- [OBJECTIVE]: Scan the entries below and extract each line with the word "name" in it.

* * * * * * * * *

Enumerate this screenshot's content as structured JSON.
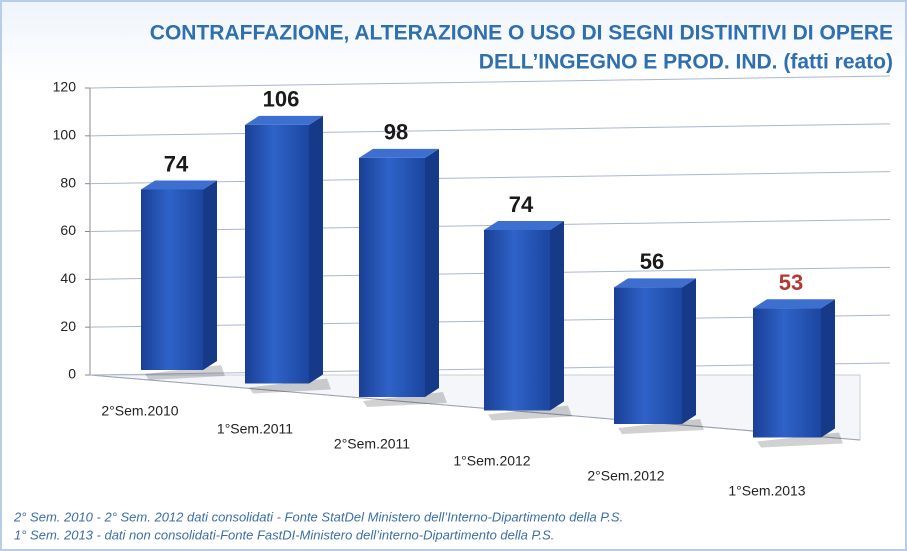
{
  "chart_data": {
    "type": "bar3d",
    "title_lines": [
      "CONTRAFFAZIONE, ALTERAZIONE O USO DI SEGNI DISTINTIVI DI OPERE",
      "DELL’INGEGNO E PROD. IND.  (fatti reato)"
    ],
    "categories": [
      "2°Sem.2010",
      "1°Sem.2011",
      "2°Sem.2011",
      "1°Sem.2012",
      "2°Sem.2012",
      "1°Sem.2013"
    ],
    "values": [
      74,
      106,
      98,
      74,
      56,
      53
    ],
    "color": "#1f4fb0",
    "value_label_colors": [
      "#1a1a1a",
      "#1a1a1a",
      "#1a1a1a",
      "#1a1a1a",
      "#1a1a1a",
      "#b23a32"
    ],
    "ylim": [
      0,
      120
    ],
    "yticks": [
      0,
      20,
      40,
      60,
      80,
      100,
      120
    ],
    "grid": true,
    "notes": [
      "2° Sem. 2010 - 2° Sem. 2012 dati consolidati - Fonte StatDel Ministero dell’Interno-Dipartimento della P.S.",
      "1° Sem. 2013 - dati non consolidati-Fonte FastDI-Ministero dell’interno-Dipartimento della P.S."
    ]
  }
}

* * * * * * * * *

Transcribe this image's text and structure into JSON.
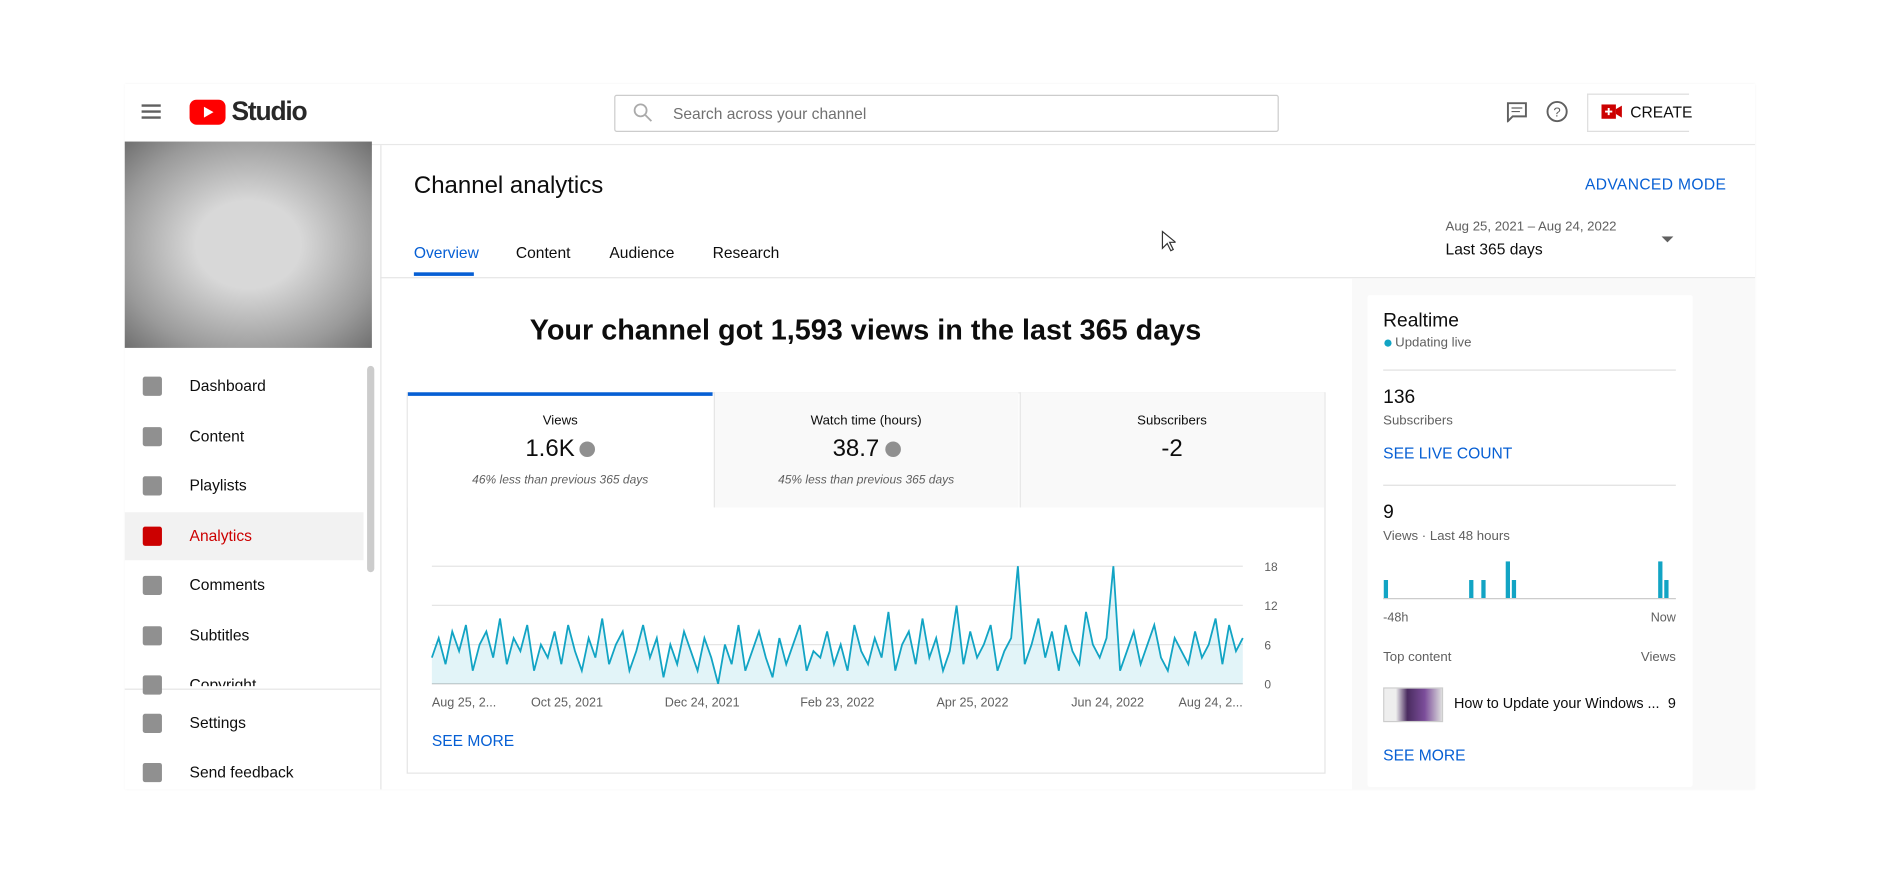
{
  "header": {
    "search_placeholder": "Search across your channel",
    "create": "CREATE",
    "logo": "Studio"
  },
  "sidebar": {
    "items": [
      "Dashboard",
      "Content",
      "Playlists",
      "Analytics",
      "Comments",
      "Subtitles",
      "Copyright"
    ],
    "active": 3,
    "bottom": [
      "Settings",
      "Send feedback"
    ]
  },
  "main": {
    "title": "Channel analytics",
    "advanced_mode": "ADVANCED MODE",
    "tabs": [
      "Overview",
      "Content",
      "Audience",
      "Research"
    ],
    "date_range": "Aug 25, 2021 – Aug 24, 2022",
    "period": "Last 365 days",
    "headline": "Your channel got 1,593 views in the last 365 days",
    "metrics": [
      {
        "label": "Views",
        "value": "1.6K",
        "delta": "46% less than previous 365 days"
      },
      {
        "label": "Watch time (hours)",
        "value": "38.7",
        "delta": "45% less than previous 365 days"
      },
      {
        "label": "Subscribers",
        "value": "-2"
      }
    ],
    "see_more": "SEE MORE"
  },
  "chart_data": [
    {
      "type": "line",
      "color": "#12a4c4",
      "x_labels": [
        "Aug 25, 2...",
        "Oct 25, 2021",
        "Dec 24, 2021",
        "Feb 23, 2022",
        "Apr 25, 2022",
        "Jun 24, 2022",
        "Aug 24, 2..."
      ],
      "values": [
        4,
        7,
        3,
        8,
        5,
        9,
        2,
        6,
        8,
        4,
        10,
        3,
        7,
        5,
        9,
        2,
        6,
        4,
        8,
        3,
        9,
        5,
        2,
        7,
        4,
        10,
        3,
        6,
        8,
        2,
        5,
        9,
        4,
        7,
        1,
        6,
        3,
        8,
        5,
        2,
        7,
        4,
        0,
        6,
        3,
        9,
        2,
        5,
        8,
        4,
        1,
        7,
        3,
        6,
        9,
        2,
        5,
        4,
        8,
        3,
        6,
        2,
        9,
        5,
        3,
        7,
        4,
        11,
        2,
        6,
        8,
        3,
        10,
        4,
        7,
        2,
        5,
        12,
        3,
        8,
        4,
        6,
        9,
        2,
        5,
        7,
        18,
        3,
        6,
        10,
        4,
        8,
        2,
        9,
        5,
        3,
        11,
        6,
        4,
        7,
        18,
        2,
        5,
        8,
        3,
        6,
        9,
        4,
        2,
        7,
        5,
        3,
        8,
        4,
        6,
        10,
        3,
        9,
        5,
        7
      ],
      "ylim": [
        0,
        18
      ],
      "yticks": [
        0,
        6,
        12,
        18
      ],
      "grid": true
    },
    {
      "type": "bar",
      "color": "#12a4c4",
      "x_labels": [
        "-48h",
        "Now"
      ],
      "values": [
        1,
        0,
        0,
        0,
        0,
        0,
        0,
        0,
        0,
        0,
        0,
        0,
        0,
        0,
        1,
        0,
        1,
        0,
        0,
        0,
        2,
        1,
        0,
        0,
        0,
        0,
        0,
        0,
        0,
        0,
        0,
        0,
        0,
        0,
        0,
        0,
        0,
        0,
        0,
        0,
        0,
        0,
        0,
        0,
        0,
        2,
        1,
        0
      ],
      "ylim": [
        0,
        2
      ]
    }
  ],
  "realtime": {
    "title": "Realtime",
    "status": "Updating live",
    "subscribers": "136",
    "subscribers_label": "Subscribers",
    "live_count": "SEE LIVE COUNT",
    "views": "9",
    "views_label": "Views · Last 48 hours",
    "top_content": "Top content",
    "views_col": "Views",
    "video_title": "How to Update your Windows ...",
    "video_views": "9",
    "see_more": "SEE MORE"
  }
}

* * * * * * * * *

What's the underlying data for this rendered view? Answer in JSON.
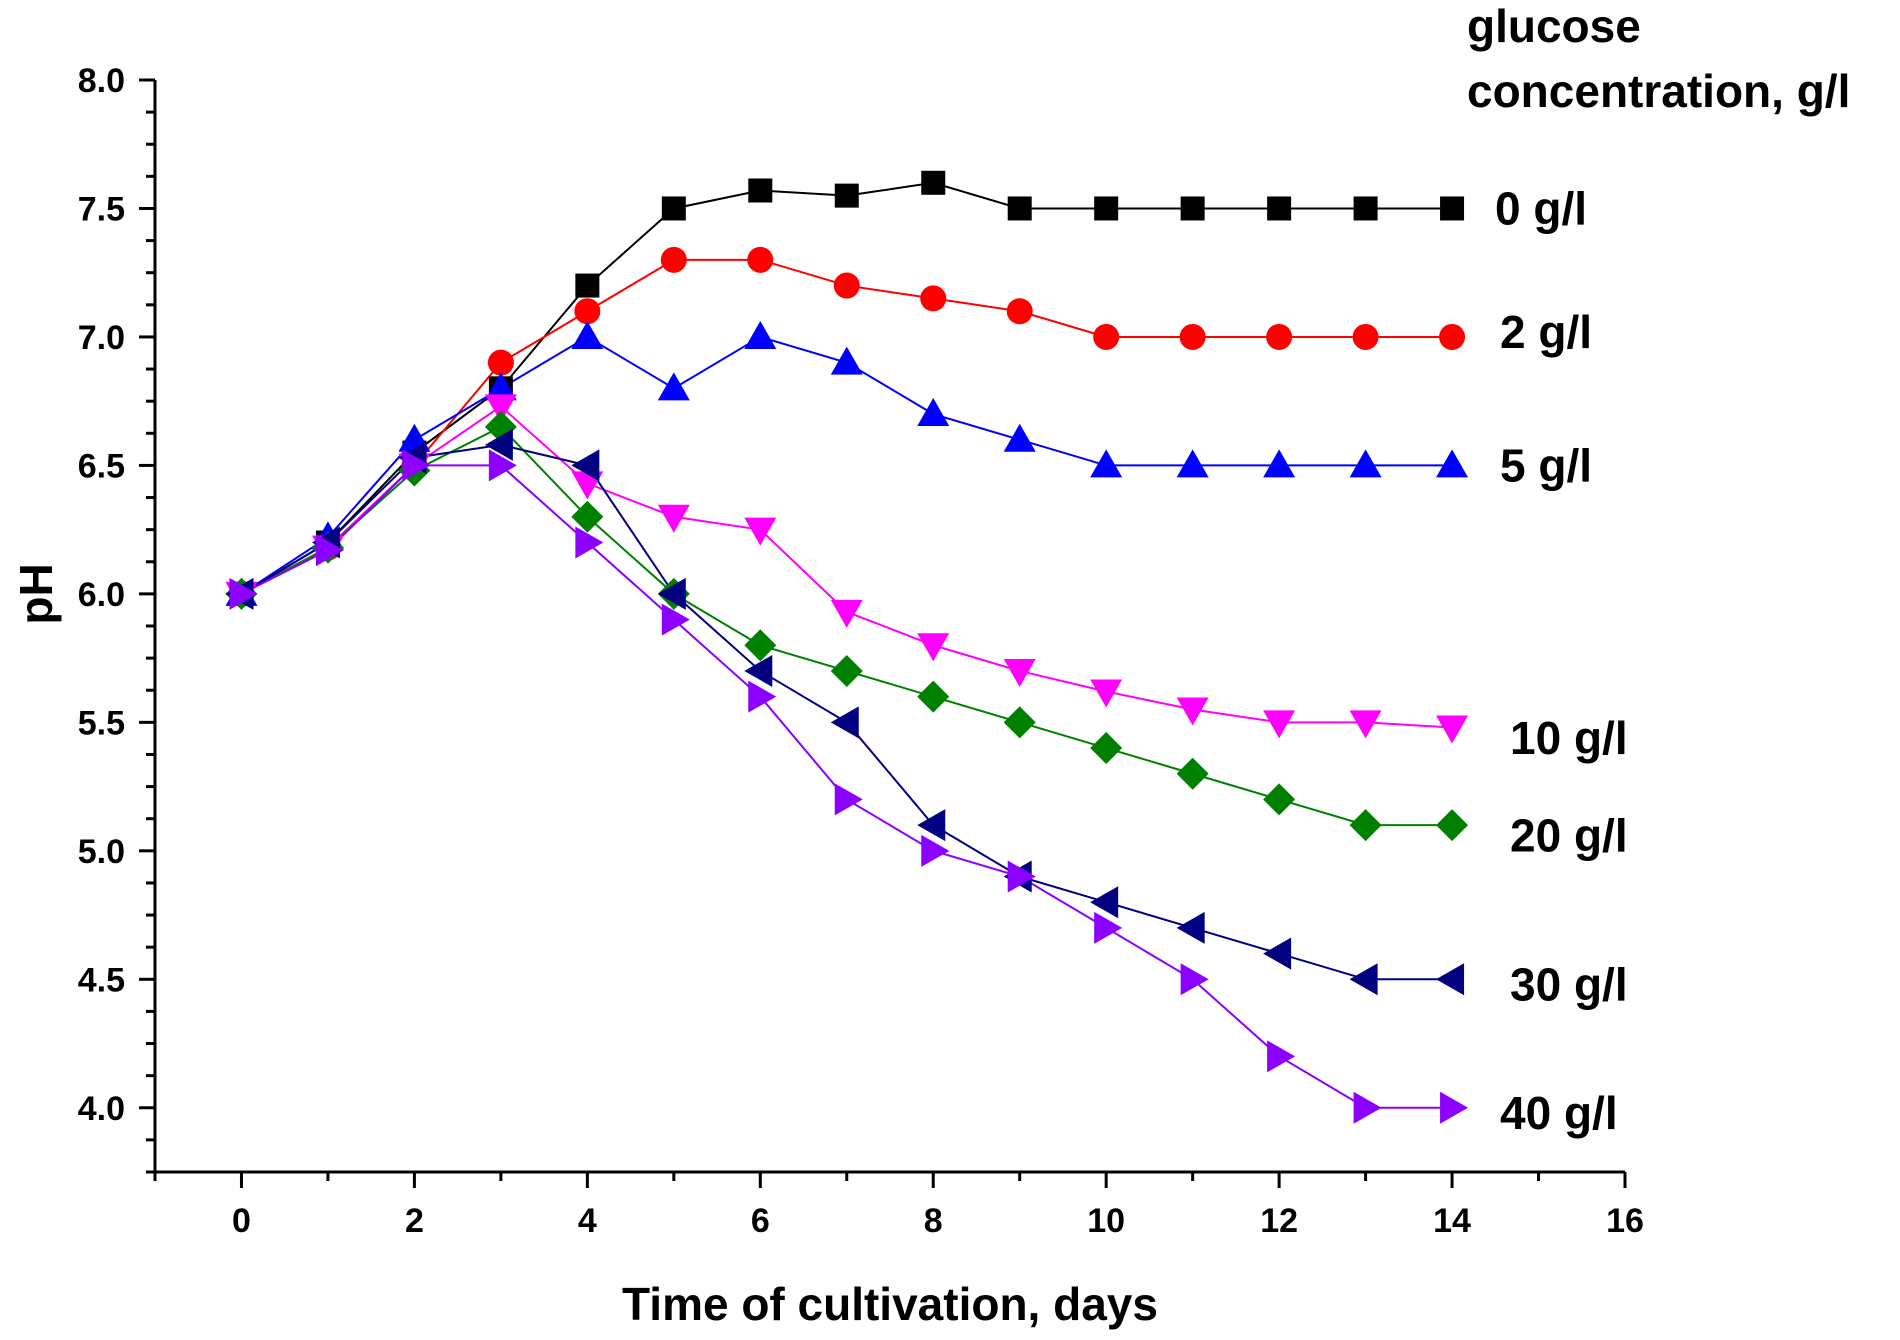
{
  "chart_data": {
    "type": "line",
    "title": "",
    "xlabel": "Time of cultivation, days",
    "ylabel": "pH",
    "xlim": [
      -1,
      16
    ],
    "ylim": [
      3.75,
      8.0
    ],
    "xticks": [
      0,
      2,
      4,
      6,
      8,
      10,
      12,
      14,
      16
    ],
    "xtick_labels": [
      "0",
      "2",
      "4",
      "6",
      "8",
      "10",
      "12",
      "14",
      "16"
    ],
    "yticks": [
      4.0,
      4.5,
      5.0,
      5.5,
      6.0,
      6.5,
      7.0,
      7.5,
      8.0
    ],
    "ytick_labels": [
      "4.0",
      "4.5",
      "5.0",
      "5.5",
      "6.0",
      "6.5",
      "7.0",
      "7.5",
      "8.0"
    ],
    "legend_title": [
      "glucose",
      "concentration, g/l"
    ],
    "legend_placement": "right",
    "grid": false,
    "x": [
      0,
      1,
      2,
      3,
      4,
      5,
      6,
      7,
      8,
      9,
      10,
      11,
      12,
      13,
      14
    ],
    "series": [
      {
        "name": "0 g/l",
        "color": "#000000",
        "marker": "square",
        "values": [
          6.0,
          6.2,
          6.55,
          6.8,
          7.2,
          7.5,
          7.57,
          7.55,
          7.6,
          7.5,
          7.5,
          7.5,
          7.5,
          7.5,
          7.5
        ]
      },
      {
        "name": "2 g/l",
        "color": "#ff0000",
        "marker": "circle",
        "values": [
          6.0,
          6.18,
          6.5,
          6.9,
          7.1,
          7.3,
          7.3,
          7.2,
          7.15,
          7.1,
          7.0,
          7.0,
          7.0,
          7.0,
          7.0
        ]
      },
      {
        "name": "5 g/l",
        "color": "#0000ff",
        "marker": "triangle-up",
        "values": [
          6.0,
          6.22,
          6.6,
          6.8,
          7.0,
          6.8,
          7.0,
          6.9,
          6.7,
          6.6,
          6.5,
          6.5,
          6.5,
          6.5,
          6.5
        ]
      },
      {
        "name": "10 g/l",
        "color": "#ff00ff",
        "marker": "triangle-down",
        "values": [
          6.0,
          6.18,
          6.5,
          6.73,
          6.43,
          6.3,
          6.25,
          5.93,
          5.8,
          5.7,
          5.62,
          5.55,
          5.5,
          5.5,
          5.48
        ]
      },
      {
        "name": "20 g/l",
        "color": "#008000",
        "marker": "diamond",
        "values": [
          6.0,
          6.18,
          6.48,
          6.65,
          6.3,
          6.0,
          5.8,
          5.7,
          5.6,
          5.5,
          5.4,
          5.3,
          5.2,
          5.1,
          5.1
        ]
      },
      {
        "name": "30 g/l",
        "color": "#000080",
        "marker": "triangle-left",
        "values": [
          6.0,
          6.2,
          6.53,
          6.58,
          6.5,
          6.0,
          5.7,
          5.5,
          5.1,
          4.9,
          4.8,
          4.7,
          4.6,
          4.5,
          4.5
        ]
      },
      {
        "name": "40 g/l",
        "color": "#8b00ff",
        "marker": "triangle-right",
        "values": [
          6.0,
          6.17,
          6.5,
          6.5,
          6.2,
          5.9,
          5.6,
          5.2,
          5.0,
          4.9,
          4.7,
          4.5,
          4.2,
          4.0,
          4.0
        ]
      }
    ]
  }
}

* * * * * * * * *

- [CORRECT ANSWER]:
        "name": "0 g/l",
        "name": "2 g/l",
        "name": "5 g/l",
        "name": "10 g/l",
        "name": "20 g/l",
        "name": "30 g/l",
        "name": "40 g/l",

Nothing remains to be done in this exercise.